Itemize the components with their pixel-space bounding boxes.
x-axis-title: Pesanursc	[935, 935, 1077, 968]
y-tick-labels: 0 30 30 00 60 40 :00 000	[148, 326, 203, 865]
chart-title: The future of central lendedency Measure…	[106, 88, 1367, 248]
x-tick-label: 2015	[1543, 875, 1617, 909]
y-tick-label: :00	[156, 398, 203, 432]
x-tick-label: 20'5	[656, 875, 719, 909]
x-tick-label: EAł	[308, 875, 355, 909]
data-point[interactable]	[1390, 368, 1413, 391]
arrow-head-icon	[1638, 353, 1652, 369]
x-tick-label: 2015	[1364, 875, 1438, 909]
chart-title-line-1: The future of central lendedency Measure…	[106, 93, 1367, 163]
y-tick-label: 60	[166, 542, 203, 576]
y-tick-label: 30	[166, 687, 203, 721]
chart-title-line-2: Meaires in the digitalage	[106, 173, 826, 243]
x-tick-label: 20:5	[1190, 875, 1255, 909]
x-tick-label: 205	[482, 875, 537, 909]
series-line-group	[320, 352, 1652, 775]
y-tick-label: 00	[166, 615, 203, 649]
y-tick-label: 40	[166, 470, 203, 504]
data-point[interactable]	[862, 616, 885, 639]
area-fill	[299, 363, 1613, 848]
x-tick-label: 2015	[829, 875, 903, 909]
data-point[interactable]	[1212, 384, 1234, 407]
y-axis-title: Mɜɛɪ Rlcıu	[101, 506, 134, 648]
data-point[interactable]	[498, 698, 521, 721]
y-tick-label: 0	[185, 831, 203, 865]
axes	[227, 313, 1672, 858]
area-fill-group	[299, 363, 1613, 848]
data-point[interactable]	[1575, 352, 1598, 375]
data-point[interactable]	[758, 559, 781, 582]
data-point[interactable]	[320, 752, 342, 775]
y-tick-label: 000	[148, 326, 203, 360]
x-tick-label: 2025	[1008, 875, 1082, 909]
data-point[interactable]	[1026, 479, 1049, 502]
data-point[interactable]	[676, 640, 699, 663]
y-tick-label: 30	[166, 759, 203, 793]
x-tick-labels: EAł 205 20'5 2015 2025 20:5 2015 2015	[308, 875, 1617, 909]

> **BRIEF**: Could you write out all of the records above line by line, keeping every character unchanged?

> **SOLUTION TO THIS TASK**:
Itemize the components with their pixel-space bounding boxes.
x-axis-title: Pesanursc	[935, 935, 1077, 968]
y-tick-labels: 0 30 30 00 60 40 :00 000	[148, 326, 203, 865]
chart-title: The future of central lendedency Measure…	[106, 88, 1367, 248]
x-tick-label: 2015	[1543, 875, 1617, 909]
y-tick-label: :00	[156, 398, 203, 432]
x-tick-label: 20'5	[656, 875, 719, 909]
x-tick-label: EAł	[308, 875, 355, 909]
data-point[interactable]	[1390, 368, 1413, 391]
arrow-head-icon	[1638, 353, 1652, 369]
x-tick-label: 2015	[1364, 875, 1438, 909]
chart-title-line-1: The future of central lendedency Measure…	[106, 93, 1367, 163]
y-tick-label: 60	[166, 542, 203, 576]
y-tick-label: 30	[166, 687, 203, 721]
chart-title-line-2: Meaires in the digitalage	[106, 173, 826, 243]
x-tick-label: 20:5	[1190, 875, 1255, 909]
x-tick-label: 205	[482, 875, 537, 909]
series-line-group	[320, 352, 1652, 775]
y-tick-label: 00	[166, 615, 203, 649]
y-tick-label: 40	[166, 470, 203, 504]
data-point[interactable]	[862, 616, 885, 639]
area-fill	[299, 363, 1613, 848]
x-tick-label: 2015	[829, 875, 903, 909]
data-point[interactable]	[1212, 384, 1234, 407]
y-axis-title: Mɜɛɪ Rlcıu	[101, 506, 134, 648]
data-point[interactable]	[498, 698, 521, 721]
y-tick-label: 0	[185, 831, 203, 865]
axes	[227, 313, 1672, 858]
area-fill-group	[299, 363, 1613, 848]
data-point[interactable]	[1575, 352, 1598, 375]
data-point[interactable]	[758, 559, 781, 582]
data-point[interactable]	[320, 752, 342, 775]
y-tick-label: 000	[148, 326, 203, 360]
x-tick-label: 2025	[1008, 875, 1082, 909]
data-point[interactable]	[1026, 479, 1049, 502]
data-point[interactable]	[676, 640, 699, 663]
y-tick-label: 30	[166, 759, 203, 793]
x-tick-labels: EAł 205 20'5 2015 2025 20:5 2015 2015	[308, 875, 1617, 909]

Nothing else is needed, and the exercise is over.